## Task description
Find the lines holding the word "grid" and collect them.

(Figure dataset records)
——————————

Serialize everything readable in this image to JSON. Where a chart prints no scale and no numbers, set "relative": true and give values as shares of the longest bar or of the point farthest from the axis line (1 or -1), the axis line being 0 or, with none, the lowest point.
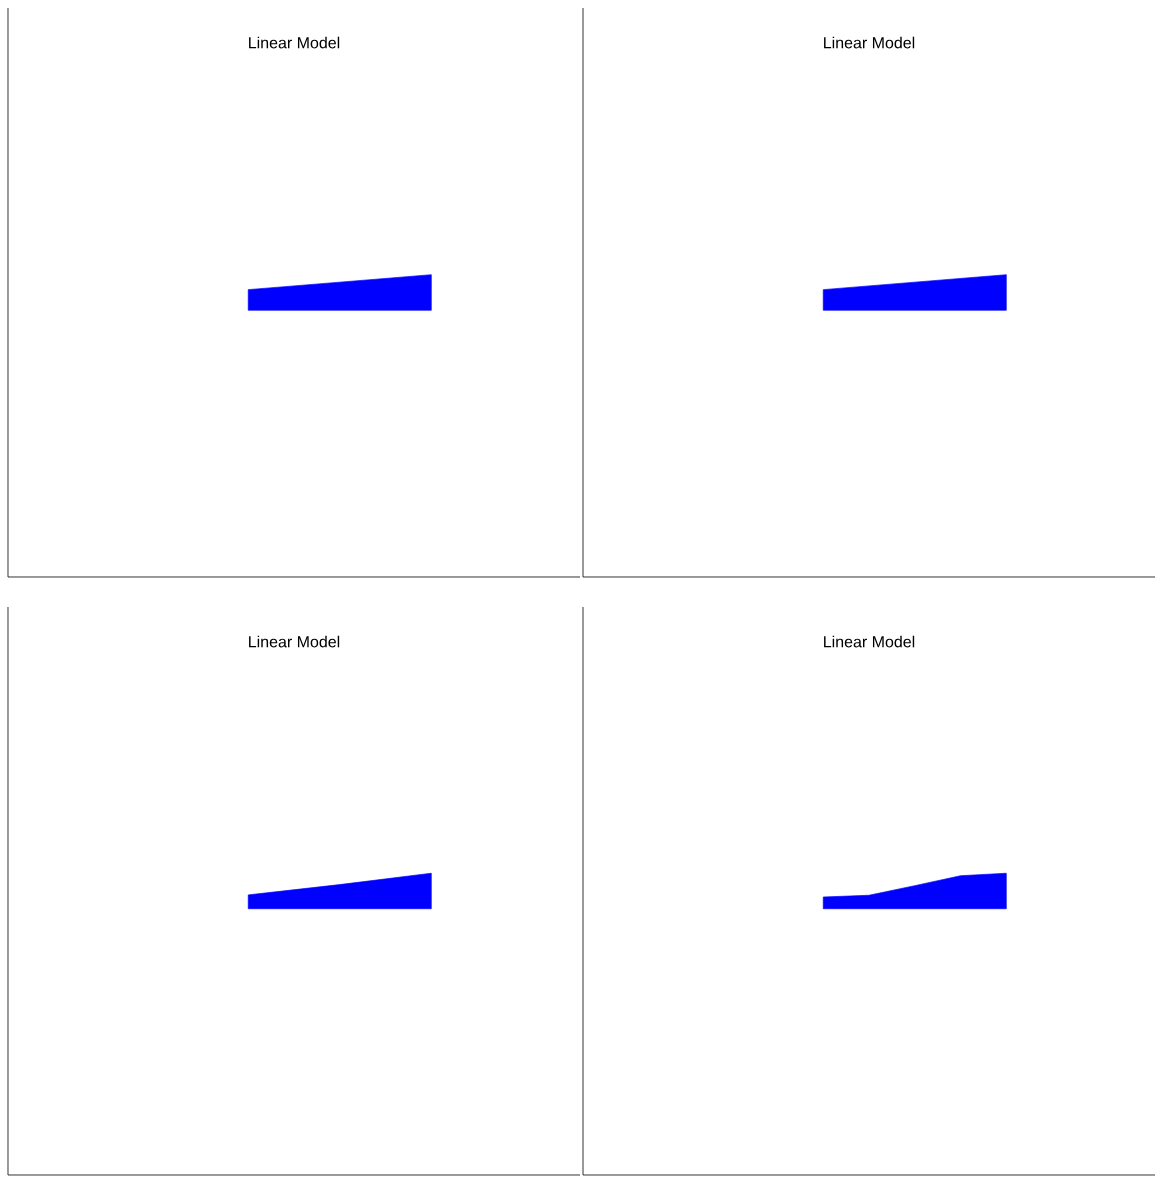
{
  "chart_data": [
    {
      "type": "area",
      "title": "Linear Model",
      "relative": true,
      "categories": [
        null,
        null
      ],
      "series": [
        {
          "color": "#0000ff",
          "values": [
            0.58,
            1
          ]
        }
      ]
    },
    {
      "type": "area",
      "title": "Linear Model",
      "relative": true,
      "categories": [
        null,
        null
      ],
      "series": [
        {
          "color": "#0000ff",
          "values": [
            0.58,
            1
          ]
        }
      ]
    },
    {
      "type": "area",
      "title": "Linear Model",
      "relative": true,
      "categories": [
        null,
        null,
        null
      ],
      "series": [
        {
          "color": "#0000ff",
          "values": [
            0.39,
            0.68,
            1
          ]
        }
      ]
    },
    {
      "type": "area",
      "title": "Linear Model",
      "relative": true,
      "categories": [
        null,
        null,
        null,
        null,
        null
      ],
      "series": [
        {
          "color": "#0000ff",
          "values": [
            0.33,
            0.38,
            0.65,
            0.93,
            1
          ]
        }
      ]
    }
  ]
}
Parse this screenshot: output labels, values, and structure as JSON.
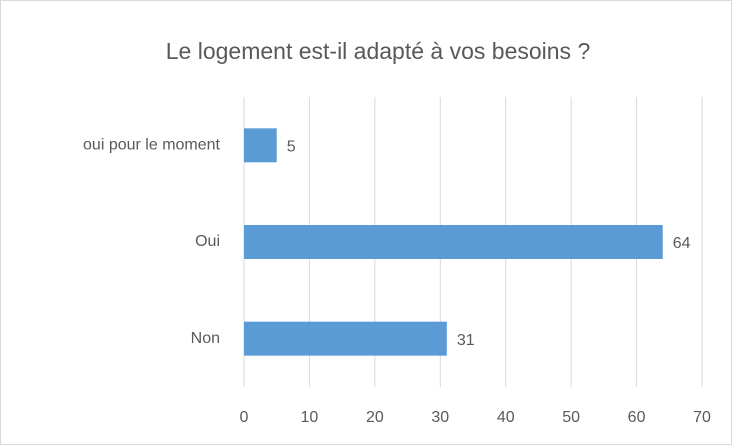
{
  "chart_data": {
    "type": "barh",
    "title": "Le logement est-il adapté à vos besoins ?",
    "categories": [
      "Non",
      "Oui",
      "oui pour le moment"
    ],
    "values": [
      31,
      64,
      5
    ],
    "color": "#5b9bd5",
    "xlim": [
      0,
      70
    ],
    "xticks": [
      0,
      10,
      20,
      30,
      40,
      50,
      60,
      70
    ],
    "grid": true
  }
}
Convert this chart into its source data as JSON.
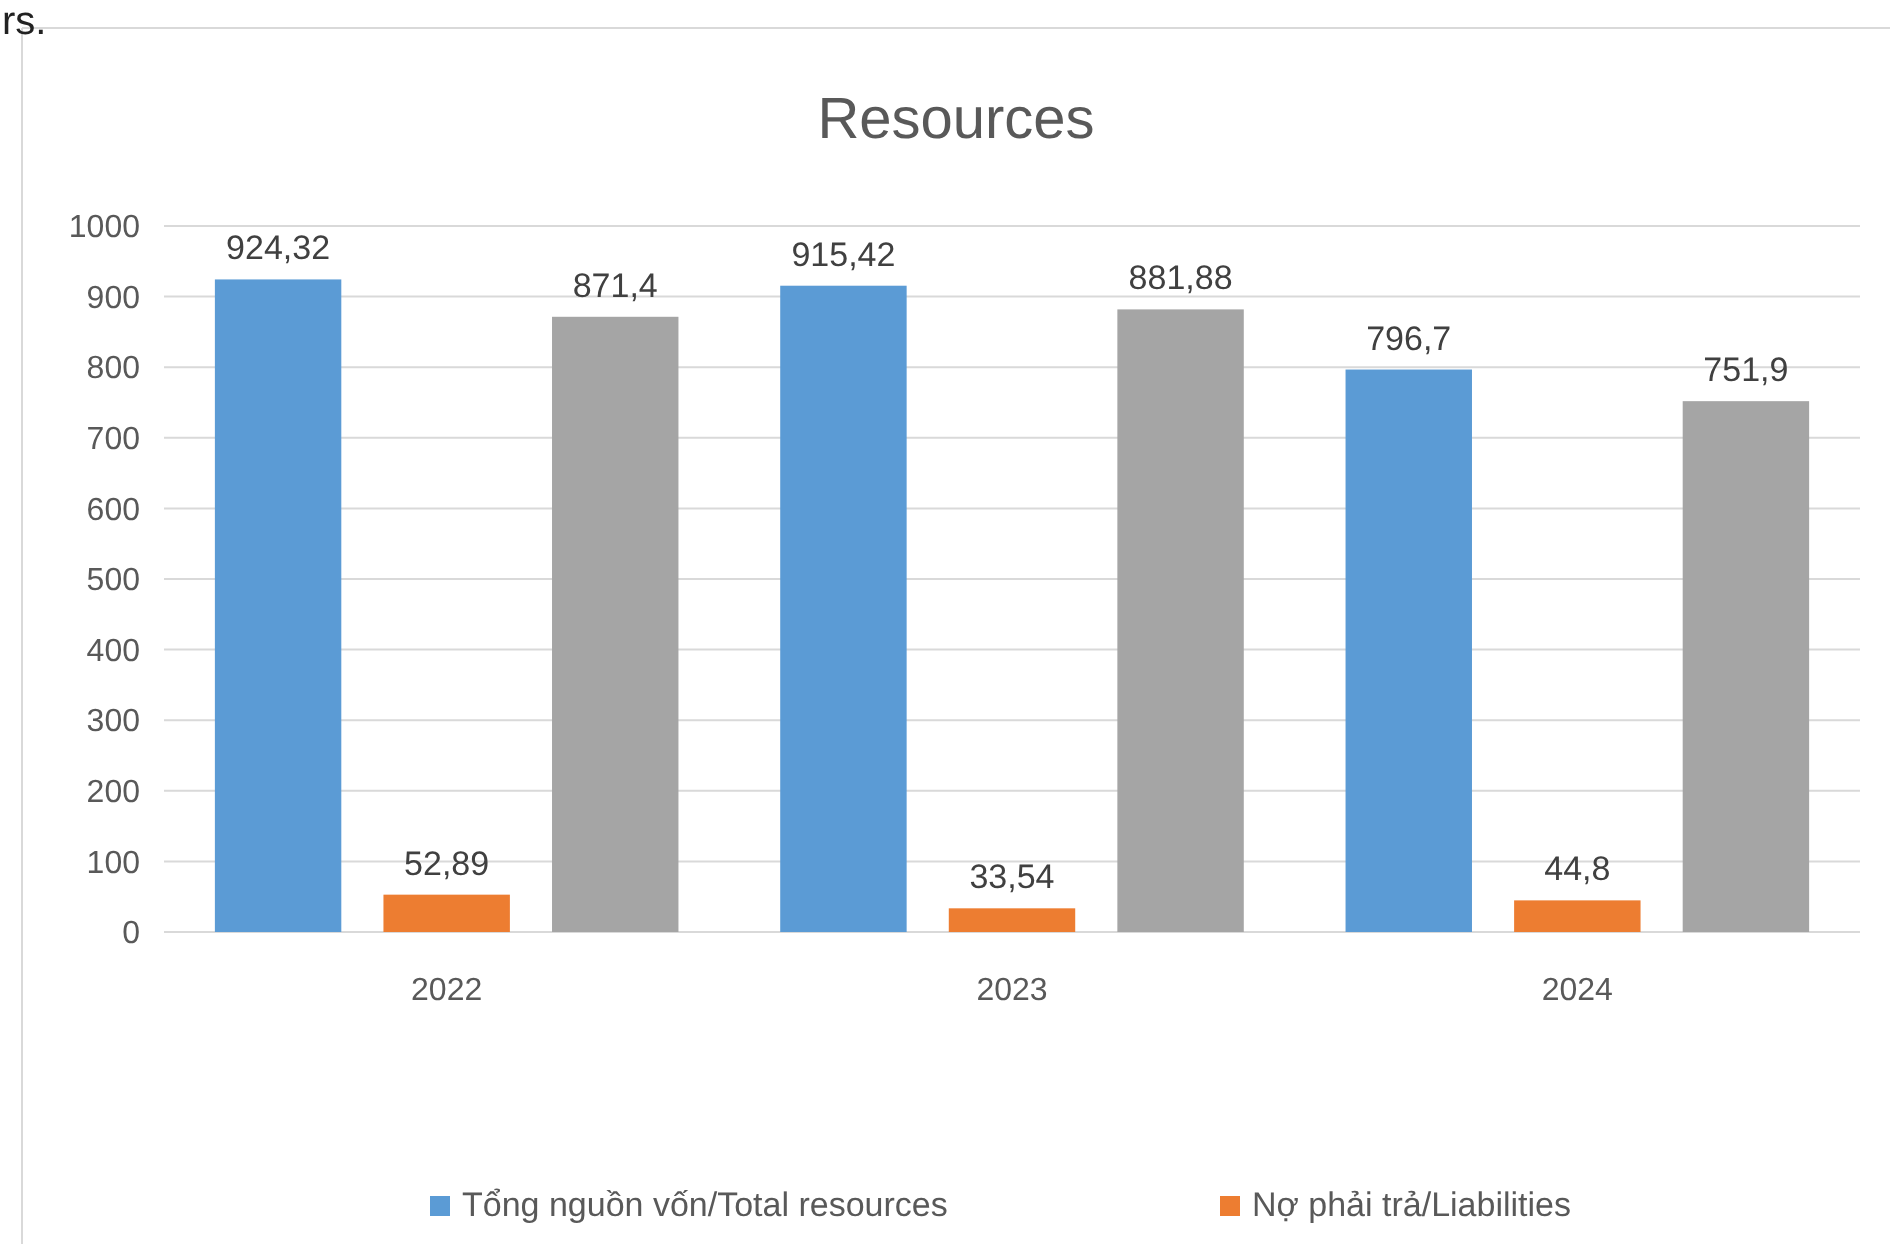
{
  "chart_data": {
    "type": "bar",
    "title": "Resources",
    "annotations": [
      "rs."
    ],
    "categories": [
      "2022",
      "2023",
      "2024"
    ],
    "series": [
      {
        "name": "Tổng nguồn vốn/Total resources",
        "color": "#5b9bd5",
        "values": [
          924.32,
          915.42,
          796.7
        ],
        "value_labels": [
          "924,32",
          "915,42",
          "796,7"
        ]
      },
      {
        "name": "Nợ phải trả/Liabilities",
        "color": "#ed7d31",
        "values": [
          52.89,
          33.54,
          44.8
        ],
        "value_labels": [
          "52,89",
          "33,54",
          "44,8"
        ]
      },
      {
        "color": "#a5a5a5",
        "values": [
          871.4,
          881.88,
          751.9
        ],
        "value_labels": [
          "871,4",
          "881,88",
          "751,9"
        ]
      }
    ],
    "ylim": [
      0,
      1000
    ],
    "yticks": [
      0,
      100,
      200,
      300,
      400,
      500,
      600,
      700,
      800,
      900,
      1000
    ],
    "grid": "y",
    "legend": "bottom"
  }
}
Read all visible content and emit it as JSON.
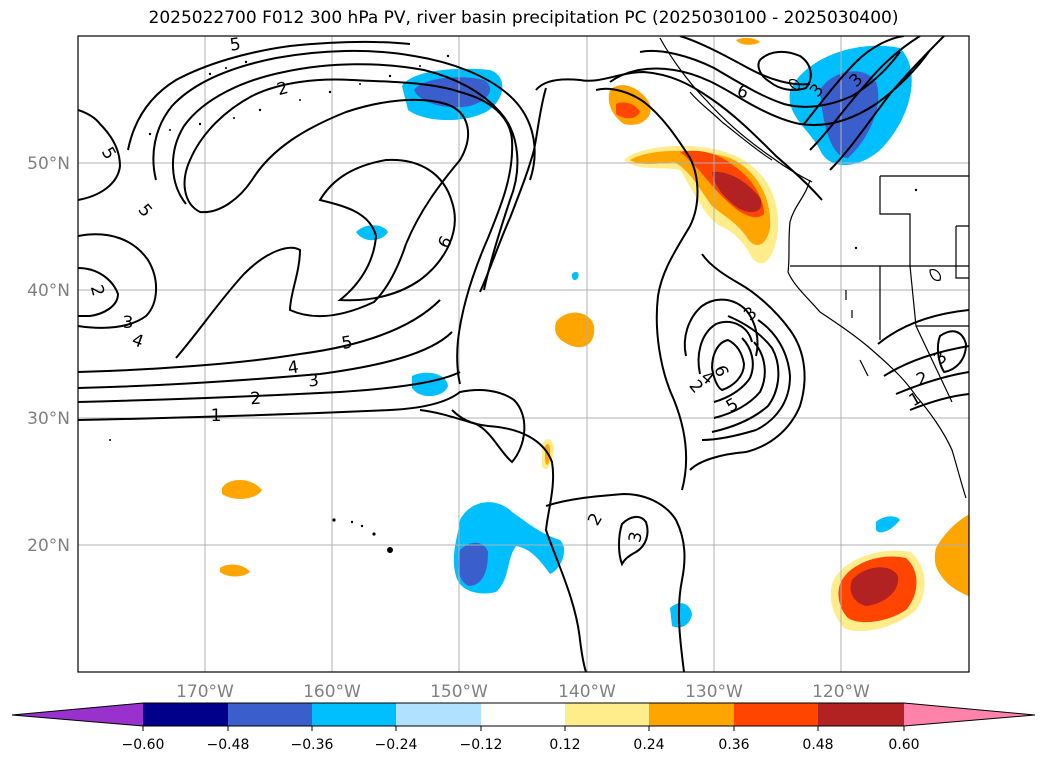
{
  "title": "2025022700 F012 300 hPa PV, river basin precipitation PC (2025030100 - 2025030400)",
  "map": {
    "lat_ticks": [
      "50°N",
      "40°N",
      "30°N",
      "20°N"
    ],
    "lon_ticks": [
      "170°W",
      "160°W",
      "150°W",
      "140°W",
      "130°W",
      "120°W"
    ],
    "contour_labels": [
      "5",
      "2",
      "5",
      "5",
      "2",
      "3",
      "4",
      "6",
      "5",
      "4",
      "3",
      "2",
      "1",
      "6",
      "3",
      "6",
      "5",
      "4",
      "3",
      "2",
      "3",
      "3",
      "2",
      "1",
      "3",
      "2"
    ]
  },
  "colorbar": {
    "tick_labels": [
      "−0.60",
      "−0.48",
      "−0.36",
      "−0.24",
      "−0.12",
      "0.12",
      "0.24",
      "0.36",
      "0.48",
      "0.60"
    ],
    "colors": [
      "#9932cc",
      "#00008b",
      "#3a5fcd",
      "#00bfff",
      "#b0e2ff",
      "#ffffff",
      "#ffec8b",
      "#ffa500",
      "#ff4500",
      "#b22222",
      "#ff82ab"
    ]
  }
}
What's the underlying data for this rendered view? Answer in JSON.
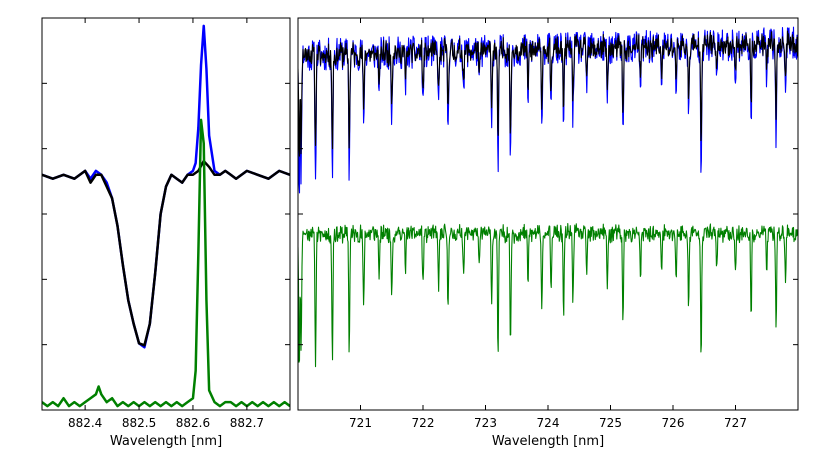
{
  "chart_data": [
    {
      "type": "line",
      "xlabel": "Wavelength [nm]",
      "ylabel": "",
      "xlim": [
        882.32,
        882.78
      ],
      "ylim": [
        0.0,
        1.0
      ],
      "xticks": [
        882.4,
        882.5,
        882.6,
        882.7
      ],
      "xtick_labels": [
        "882.4",
        "882.5",
        "882.6",
        "882.7"
      ],
      "grid": false,
      "series": [
        {
          "color": "#0000ff",
          "x": [
            882.32,
            882.34,
            882.36,
            882.38,
            882.4,
            882.41,
            882.42,
            882.43,
            882.44,
            882.45,
            882.46,
            882.47,
            882.48,
            882.49,
            882.5,
            882.51,
            882.52,
            882.53,
            882.54,
            882.55,
            882.56,
            882.57,
            882.58,
            882.59,
            882.6,
            882.605,
            882.61,
            882.615,
            882.62,
            882.625,
            882.63,
            882.64,
            882.65,
            882.66,
            882.67,
            882.68,
            882.7,
            882.72,
            882.74,
            882.76,
            882.78
          ],
          "y": [
            0.6,
            0.59,
            0.6,
            0.59,
            0.61,
            0.59,
            0.61,
            0.6,
            0.58,
            0.54,
            0.47,
            0.37,
            0.28,
            0.22,
            0.17,
            0.16,
            0.22,
            0.35,
            0.5,
            0.57,
            0.6,
            0.59,
            0.58,
            0.6,
            0.61,
            0.63,
            0.72,
            0.88,
            0.98,
            0.87,
            0.7,
            0.61,
            0.6,
            0.61,
            0.6,
            0.59,
            0.61,
            0.6,
            0.59,
            0.61,
            0.6
          ]
        },
        {
          "color": "#000000",
          "x": [
            882.32,
            882.34,
            882.36,
            882.38,
            882.4,
            882.41,
            882.42,
            882.43,
            882.44,
            882.45,
            882.46,
            882.47,
            882.48,
            882.49,
            882.5,
            882.51,
            882.52,
            882.53,
            882.54,
            882.55,
            882.56,
            882.57,
            882.58,
            882.59,
            882.6,
            882.61,
            882.62,
            882.63,
            882.64,
            882.65,
            882.66,
            882.67,
            882.68,
            882.7,
            882.72,
            882.74,
            882.76,
            882.78
          ],
          "y": [
            0.6,
            0.59,
            0.6,
            0.59,
            0.61,
            0.58,
            0.6,
            0.6,
            0.57,
            0.54,
            0.47,
            0.37,
            0.28,
            0.22,
            0.17,
            0.165,
            0.22,
            0.35,
            0.5,
            0.57,
            0.6,
            0.59,
            0.58,
            0.6,
            0.6,
            0.61,
            0.635,
            0.62,
            0.6,
            0.6,
            0.61,
            0.6,
            0.59,
            0.61,
            0.6,
            0.59,
            0.61,
            0.6
          ]
        },
        {
          "color": "#008000",
          "x": [
            882.32,
            882.33,
            882.34,
            882.35,
            882.36,
            882.37,
            882.38,
            882.39,
            882.4,
            882.41,
            882.42,
            882.425,
            882.43,
            882.44,
            882.45,
            882.46,
            882.47,
            882.48,
            882.49,
            882.5,
            882.51,
            882.52,
            882.53,
            882.54,
            882.55,
            882.56,
            882.57,
            882.58,
            882.59,
            882.6,
            882.605,
            882.61,
            882.615,
            882.62,
            882.625,
            882.63,
            882.64,
            882.65,
            882.66,
            882.67,
            882.68,
            882.69,
            882.7,
            882.71,
            882.72,
            882.73,
            882.74,
            882.75,
            882.76,
            882.77,
            882.78
          ],
          "y": [
            0.02,
            0.01,
            0.02,
            0.01,
            0.03,
            0.01,
            0.02,
            0.01,
            0.02,
            0.03,
            0.04,
            0.06,
            0.04,
            0.02,
            0.03,
            0.01,
            0.02,
            0.01,
            0.02,
            0.01,
            0.02,
            0.01,
            0.02,
            0.01,
            0.02,
            0.01,
            0.02,
            0.01,
            0.02,
            0.03,
            0.1,
            0.4,
            0.74,
            0.68,
            0.28,
            0.05,
            0.02,
            0.01,
            0.02,
            0.02,
            0.01,
            0.02,
            0.01,
            0.02,
            0.01,
            0.02,
            0.01,
            0.02,
            0.01,
            0.02,
            0.01
          ]
        }
      ]
    },
    {
      "type": "line",
      "xlabel": "Wavelength [nm]",
      "ylabel": "",
      "xlim": [
        720.0,
        728.0
      ],
      "ylim": [
        0.0,
        1.0
      ],
      "xticks": [
        721,
        722,
        723,
        724,
        725,
        726,
        727
      ],
      "xtick_labels": [
        "721",
        "722",
        "723",
        "724",
        "725",
        "726",
        "727"
      ],
      "grid": false,
      "series": [
        {
          "name": "",
          "color": "#0000ff",
          "baseline": 0.905,
          "noise": 0.035,
          "trend": 0.03,
          "depth_scale": 1.0
        },
        {
          "name": "",
          "color": "#000000",
          "baseline": 0.905,
          "noise": 0.03,
          "trend": 0.03,
          "depth_scale": 0.75
        },
        {
          "name": "",
          "color": "#008000",
          "baseline": 0.45,
          "noise": 0.022,
          "trend": 0.0,
          "depth_scale": 1.0
        }
      ],
      "absorption_lines": [
        {
          "x": 720.02,
          "depth": 0.35
        },
        {
          "x": 720.05,
          "depth": 0.3
        },
        {
          "x": 720.28,
          "depth": 0.34
        },
        {
          "x": 720.55,
          "depth": 0.33
        },
        {
          "x": 720.82,
          "depth": 0.31
        },
        {
          "x": 721.05,
          "depth": 0.2
        },
        {
          "x": 721.3,
          "depth": 0.12
        },
        {
          "x": 721.5,
          "depth": 0.16
        },
        {
          "x": 721.72,
          "depth": 0.1
        },
        {
          "x": 722.0,
          "depth": 0.14
        },
        {
          "x": 722.25,
          "depth": 0.15
        },
        {
          "x": 722.4,
          "depth": 0.2
        },
        {
          "x": 722.65,
          "depth": 0.1
        },
        {
          "x": 722.9,
          "depth": 0.1
        },
        {
          "x": 723.1,
          "depth": 0.17
        },
        {
          "x": 723.2,
          "depth": 0.32
        },
        {
          "x": 723.4,
          "depth": 0.3
        },
        {
          "x": 723.68,
          "depth": 0.12
        },
        {
          "x": 723.9,
          "depth": 0.2
        },
        {
          "x": 724.05,
          "depth": 0.16
        },
        {
          "x": 724.25,
          "depth": 0.22
        },
        {
          "x": 724.4,
          "depth": 0.18
        },
        {
          "x": 724.62,
          "depth": 0.1
        },
        {
          "x": 724.95,
          "depth": 0.14
        },
        {
          "x": 725.2,
          "depth": 0.24
        },
        {
          "x": 725.48,
          "depth": 0.12
        },
        {
          "x": 725.82,
          "depth": 0.1
        },
        {
          "x": 726.05,
          "depth": 0.12
        },
        {
          "x": 726.25,
          "depth": 0.2
        },
        {
          "x": 726.45,
          "depth": 0.31
        },
        {
          "x": 726.7,
          "depth": 0.1
        },
        {
          "x": 727.0,
          "depth": 0.09
        },
        {
          "x": 727.25,
          "depth": 0.23
        },
        {
          "x": 727.5,
          "depth": 0.1
        },
        {
          "x": 727.65,
          "depth": 0.24
        },
        {
          "x": 727.8,
          "depth": 0.12
        }
      ]
    }
  ]
}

——————————

## Solution for this task
    "grid": true
    "grid": "y",
      "grid": false,
      "grid": false,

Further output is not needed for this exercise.